WRITTEN TASK: Copy out every line that contains "উপসর".

DATA ROWS:
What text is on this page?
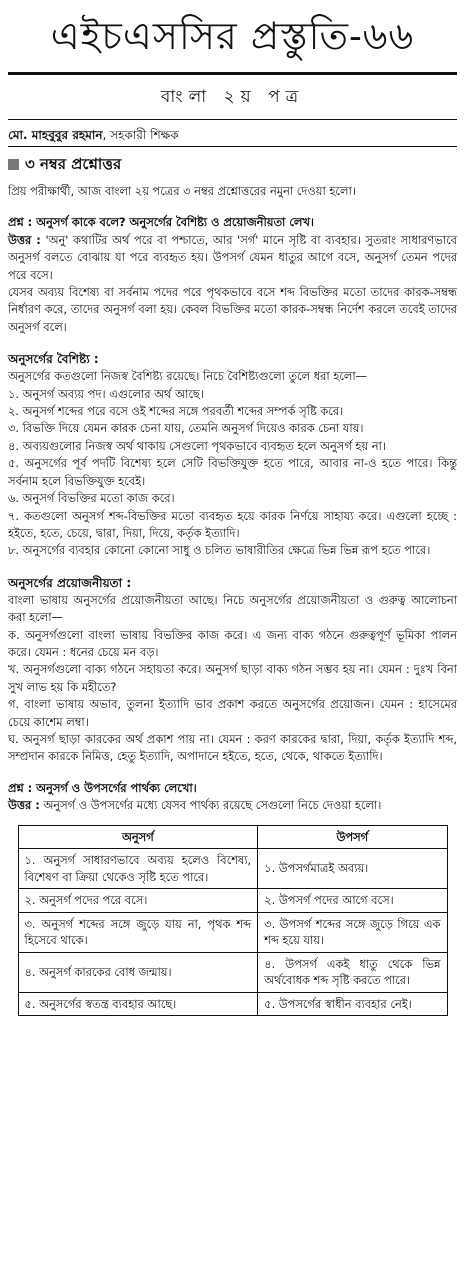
এইচএসসির প্রস্তুতি-৬৬
বাংলা ২য় পত্র
মো. মাহবুবুর রহমান, সহকারী শিক্ষক
৩ নম্বর প্রশ্নোত্তর

প্রিয় পরীক্ষার্থী, আজ বাংলা ২য় পত্রের ৩ নম্বর প্রশ্নোত্তরের নমুনা দেওয়া হলো।

প্রশ্ন : অনুসর্গ কাকে বলে? অনুসর্গের বৈশিষ্ট্য ও প্রয়োজনীয়তা লেখ।

উত্তর : 'অনু' কথাটির অর্থ পরে বা পশ্চাতে, আর 'সর্গ' মানে সৃষ্টি বা ব্যবহার। সুতরাং সাধারণভাবে অনুসর্গ বলতে বোঝায় যা পরে ব্যবহৃত হয়। উপসর্গ যেমন ধাতুর আগে বসে, অনুসর্গ তেমন পদের পরে বসে।

যেসব অব্যয় বিশেষ্য বা সর্বনাম পদের পরে পৃথকভাবে বসে শব্দ বিভক্তির মতো তাদের কারক-সম্বন্ধ নির্ধারণ করে, তাদের অনুসর্গ বলা হয়। কেবল বিভক্তির মতো কারক-সম্বন্ধ নির্দেশ করলে তবেই তাদের অনুসর্গ বলে।

অনুসর্গের বৈশিষ্ট্য :

অনুসর্গের কতগুলো নিজস্ব বৈশিষ্ট্য রয়েছে। নিচে বৈশিষ্ট্যগুলো তুলে ধরা হলো—

১. অনুসর্গ অব্যয় পদ। এগুলোর অর্থ আছে।

২. অনুসর্গ শব্দের পরে বসে ওই শব্দের সঙ্গে পরবর্তী শব্দের সম্পর্ক সৃষ্টি করে।

৩. বিভক্তি দিয়ে যেমন কারক চেনা যায়, তেমনি অনুসর্গ দিয়েও কারক চেনা যায়।

৪. অব্যয়গুলোর নিজস্ব অর্থ থাকায় সেগুলো পৃথকভাবে ব্যবহৃত হলে অনুসর্গ হয় না।

৫. অনুসর্গের পূর্ব পদটি বিশেষ্য হলে সেটি বিভক্তিযুক্ত হতে পারে, আবার না-ও হতে পারে। কিন্তু সর্বনাম হলে বিভক্তিযুক্ত হবেই।

৬. অনুসর্গ বিভক্তির মতো কাজ করে।

৭. কতগুলো অনুসর্গ শব্দ-বিভক্তির মতো ব্যবহৃত হয়ে কারক নির্ণয়ে সাহায্য করে। এগুলো হচ্ছে : হইতে, হতে, চেয়ে, দ্বারা, দিয়া, দিয়ে, কর্তৃক ইত্যাদি।

৮. অনুসর্গের ব্যবহার কোনো কোনো সাধু ও চলিত ভাষারীতির ক্ষেত্রে ভিন্ন ভিন্ন রূপ হতে পারে।

অনুসর্গের প্রয়োজনীয়তা :

বাংলা ভাষায় অনুসর্গের প্রয়োজনীয়তা আছে। নিচে অনুসর্গের প্রয়োজনীয়তা ও গুরুত্ব আলোচনা করা হলো—

ক. অনুসর্গগুলো বাংলা ভাষায় বিভক্তির কাজ করে। এ জন্য বাক্য গঠনে গুরুত্বপূর্ণ ভূমিকা পালন করে। যেমন : ধনের চেয়ে মন বড়।

খ. অনুসর্গগুলো বাক্য গঠনে সহায়তা করে। অনুসর্গ ছাড়া বাক্য গঠন সম্ভব হয় না। যেমন : দুঃখ বিনা সুখ লাভ হয় কি মহীতে?

গ. বাংলা ভাষায় অভাব, তুলনা ইত্যাদি ভাব প্রকাশ করতে অনুসর্গের প্রয়োজন। যেমন : হাসেমের চেয়ে কাশেম লম্বা।

ঘ. অনুসর্গ ছাড়া কারকের অর্থ প্রকাশ পায় না। যেমন : করণ কারকের দ্বারা, দিয়া, কর্তৃক ইত্যাদি শব্দ, সম্প্রদান কারকে নিমিত্ত, হেতু ইত্যাদি, অপাদানে হইতে, হতে, থেকে, থাকতে ইত্যাদি।

প্রশ্ন : অনুসর্গ ও উপসর্গের পার্থক্য লেখো।

উত্তর : অনুসর্গ ও উপসর্গের মধ্যে যেসব পার্থক্য রয়েছে সেগুলো নিচে দেওয়া হলো।

অনুসর্গ	উপসর্গ
১. অনুসর্গ সাধারণভাবে অব্যয় হলেও বিশেষ্য, বিশেষণ বা ক্রিয়া থেকেও সৃষ্টি হতে পারে।	১. উপসর্গমাত্রই অব্যয়।
২. অনুসর্গ পদের পরে বসে।	২. উপসর্গ পদের আগে বসে।
৩. অনুসর্গ শব্দের সঙ্গে জুড়ে যায় না, পৃথক শব্দ হিসেবে থাকে।	৩. উপসর্গ শব্দের সঙ্গে জুড়ে গিয়ে এক শব্দ হয়ে যায়।
৪. অনুসর্গ কারকের বোধ জন্মায়।	৪. উপসর্গ একই ধাতু থেকে ভিন্ন অর্থবোধক শব্দ সৃষ্টি করতে পারে।
৫. অনুসর্গের স্বতন্ত্র ব্যবহার আছে।	৫. উপসর্গের স্বাধীন ব্যবহার নেই।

WORKED SOLUTION:
উত্তর : 'অনু' কথাটির অর্থ পরে বা পশ্চাতে, আর 'সর্গ' মানে সৃষ্টি বা ব্যবহার। সুতরাং সাধারণভাবে অনুসর্গ বলতে বোঝায় যা পরে ব্যবহৃত হয়। উপসর্গ যেমন ধাতুর আগে বসে, অনুসর্গ তেমন পদের পরে বসে।
প্রশ্ন : অনুসর্গ ও উপসর্গের পার্থক্য লেখো।
উত্তর : অনুসর্গ ও উপসর্গের মধ্যে যেসব পার্থক্য রয়েছে সেগুলো নিচে দেওয়া হলো।
অনুসর্গ	উপসর্গ
১. অনুসর্গ সাধারণভাবে অব্যয় হলেও বিশেষ্য, বিশেষণ বা ক্রিয়া থেকেও সৃষ্টি হতে পারে।	১. উপসর্গমাত্রই অব্যয়।
২. অনুসর্গ পদের পরে বসে।	২. উপসর্গ পদের আগে বসে।
৩. অনুসর্গ শব্দের সঙ্গে জুড়ে যায় না, পৃথক শব্দ হিসেবে থাকে।	৩. উপসর্গ শব্দের সঙ্গে জুড়ে গিয়ে এক শব্দ হয়ে যায়।
৪. অনুসর্গ কারকের বোধ জন্মায়।	৪. উপসর্গ একই ধাতু থেকে ভিন্ন অর্থবোধক শব্দ সৃষ্টি করতে পারে।
৫. অনুসর্গের স্বতন্ত্র ব্যবহার আছে।	৫. উপসর্গের স্বাধীন ব্যবহার নেই।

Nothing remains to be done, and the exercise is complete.